TASK TO CARRY OUT: Every line of the material that follows must be printed again exactly.
---------- EXERCISE INPUTS
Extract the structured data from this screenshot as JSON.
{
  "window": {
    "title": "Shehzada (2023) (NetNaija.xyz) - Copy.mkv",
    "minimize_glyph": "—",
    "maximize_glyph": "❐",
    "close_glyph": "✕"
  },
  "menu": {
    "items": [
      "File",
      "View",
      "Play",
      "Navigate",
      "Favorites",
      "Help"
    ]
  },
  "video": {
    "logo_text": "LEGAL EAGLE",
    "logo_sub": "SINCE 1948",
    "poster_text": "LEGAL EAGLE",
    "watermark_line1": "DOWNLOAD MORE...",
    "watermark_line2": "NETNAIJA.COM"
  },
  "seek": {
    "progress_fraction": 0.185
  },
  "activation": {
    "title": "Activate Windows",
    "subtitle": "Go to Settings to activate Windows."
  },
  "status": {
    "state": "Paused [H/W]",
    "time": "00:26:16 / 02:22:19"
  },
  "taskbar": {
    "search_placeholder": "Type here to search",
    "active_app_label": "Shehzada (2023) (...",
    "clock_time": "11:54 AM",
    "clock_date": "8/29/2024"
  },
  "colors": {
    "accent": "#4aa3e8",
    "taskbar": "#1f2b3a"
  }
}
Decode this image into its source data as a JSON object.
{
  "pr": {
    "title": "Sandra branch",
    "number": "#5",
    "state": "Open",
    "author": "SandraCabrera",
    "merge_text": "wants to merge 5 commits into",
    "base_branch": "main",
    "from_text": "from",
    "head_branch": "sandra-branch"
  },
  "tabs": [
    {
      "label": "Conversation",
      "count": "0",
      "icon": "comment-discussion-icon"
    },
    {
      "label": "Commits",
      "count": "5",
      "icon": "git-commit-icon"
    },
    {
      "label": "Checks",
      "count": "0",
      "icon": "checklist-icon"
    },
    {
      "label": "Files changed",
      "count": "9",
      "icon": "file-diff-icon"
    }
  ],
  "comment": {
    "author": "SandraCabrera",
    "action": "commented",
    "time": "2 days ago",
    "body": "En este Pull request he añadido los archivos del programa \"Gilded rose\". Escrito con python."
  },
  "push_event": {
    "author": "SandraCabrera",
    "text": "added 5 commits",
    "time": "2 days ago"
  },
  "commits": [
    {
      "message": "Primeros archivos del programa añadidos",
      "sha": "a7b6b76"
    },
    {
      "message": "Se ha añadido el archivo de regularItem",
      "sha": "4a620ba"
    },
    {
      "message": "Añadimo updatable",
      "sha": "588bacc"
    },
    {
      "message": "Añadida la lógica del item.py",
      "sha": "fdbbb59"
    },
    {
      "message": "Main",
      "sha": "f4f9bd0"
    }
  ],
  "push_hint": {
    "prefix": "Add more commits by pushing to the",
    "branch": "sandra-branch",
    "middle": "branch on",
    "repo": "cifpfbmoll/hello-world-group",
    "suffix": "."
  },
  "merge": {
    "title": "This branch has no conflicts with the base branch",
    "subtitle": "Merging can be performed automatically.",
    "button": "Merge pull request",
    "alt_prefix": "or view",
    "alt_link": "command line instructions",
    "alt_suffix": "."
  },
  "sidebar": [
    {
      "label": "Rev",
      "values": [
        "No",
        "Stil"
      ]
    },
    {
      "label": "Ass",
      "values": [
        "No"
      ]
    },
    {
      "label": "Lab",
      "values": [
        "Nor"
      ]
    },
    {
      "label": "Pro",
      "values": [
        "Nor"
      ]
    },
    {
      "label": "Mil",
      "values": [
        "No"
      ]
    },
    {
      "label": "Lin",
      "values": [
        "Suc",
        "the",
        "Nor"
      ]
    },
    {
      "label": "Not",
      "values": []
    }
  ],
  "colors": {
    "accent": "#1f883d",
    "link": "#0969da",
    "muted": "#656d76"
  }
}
--------------------
FULL SOLUTION:
Extract the structured data from this screenshot as JSON.
{
  "window": {
    "title": "Shehzada (2023) (NetNaija.xyz) - Copy.mkv",
    "minimize_glyph": "—",
    "maximize_glyph": "❐",
    "close_glyph": "✕"
  },
  "menu": {
    "items": [
      "File",
      "View",
      "Play",
      "Navigate",
      "Favorites",
      "Help"
    ]
  },
  "video": {
    "logo_text": "LEGAL EAGLE",
    "logo_sub": "SINCE 1948",
    "poster_text": "LEGAL EAGLE",
    "watermark_line1": "DOWNLOAD MORE...",
    "watermark_line2": "NETNAIJA.COM"
  },
  "seek": {
    "progress_fraction": 0.185
  },
  "activation": {
    "title": "Activate Windows",
    "subtitle": "Go to Settings to activate Windows."
  },
  "status": {
    "state": "Paused [H/W]",
    "time": "00:26:16 / 02:22:19"
  },
  "taskbar": {
    "search_placeholder": "Type here to search",
    "active_app_label": "Shehzada (2023) (...",
    "clock_time": "11:54 AM",
    "clock_date": "8/29/2024"
  },
  "colors": {
    "accent": "#4aa3e8",
    "taskbar": "#1f2b3a"
  }
}
Decode this image into its source data as a JSON object.
{
  "pr": {
    "title": "Sandra branch",
    "number": "#5",
    "state": "Open",
    "author": "SandraCabrera",
    "merge_text": "wants to merge 5 commits into",
    "base_branch": "main",
    "from_text": "from",
    "head_branch": "sandra-branch"
  },
  "tabs": [
    {
      "label": "Conversation",
      "count": "0",
      "icon": "comment-discussion-icon"
    },
    {
      "label": "Commits",
      "count": "5",
      "icon": "git-commit-icon"
    },
    {
      "label": "Checks",
      "count": "0",
      "icon": "checklist-icon"
    },
    {
      "label": "Files changed",
      "count": "9",
      "icon": "file-diff-icon"
    }
  ],
  "comment": {
    "author": "SandraCabrera",
    "action": "commented",
    "time": "2 days ago",
    "body": "En este Pull request he añadido los archivos del programa \"Gilded rose\". Escrito con python."
  },
  "push_event": {
    "author": "SandraCabrera",
    "text": "added 5 commits",
    "time": "2 days ago"
  },
  "commits": [
    {
      "message": "Primeros archivos del programa añadidos",
      "sha": "a7b6b76"
    },
    {
      "message": "Se ha añadido el archivo de regularItem",
      "sha": "4a620ba"
    },
    {
      "message": "Añadimo updatable",
      "sha": "588bacc"
    },
    {
      "message": "Añadida la lógica del item.py",
      "sha": "fdbbb59"
    },
    {
      "message": "Main",
      "sha": "f4f9bd0"
    }
  ],
  "push_hint": {
    "prefix": "Add more commits by pushing to the",
    "branch": "sandra-branch",
    "middle": "branch on",
    "repo": "cifpfbmoll/hello-world-group",
    "suffix": "."
  },
  "merge": {
    "title": "This branch has no conflicts with the base branch",
    "subtitle": "Merging can be performed automatically.",
    "button": "Merge pull request",
    "alt_prefix": "or view",
    "alt_link": "command line instructions",
    "alt_suffix": "."
  },
  "sidebar": [
    {
      "label": "Rev",
      "values": [
        "No",
        "Stil"
      ]
    },
    {
      "label": "Ass",
      "values": [
        "No"
      ]
    },
    {
      "label": "Lab",
      "values": [
        "Nor"
      ]
    },
    {
      "label": "Pro",
      "values": [
        "Nor"
      ]
    },
    {
      "label": "Mil",
      "values": [
        "No"
      ]
    },
    {
      "label": "Lin",
      "values": [
        "Suc",
        "the",
        "Nor"
      ]
    },
    {
      "label": "Not",
      "values": []
    }
  ],
  "colors": {
    "accent": "#1f883d",
    "link": "#0969da",
    "muted": "#656d76"
  }
}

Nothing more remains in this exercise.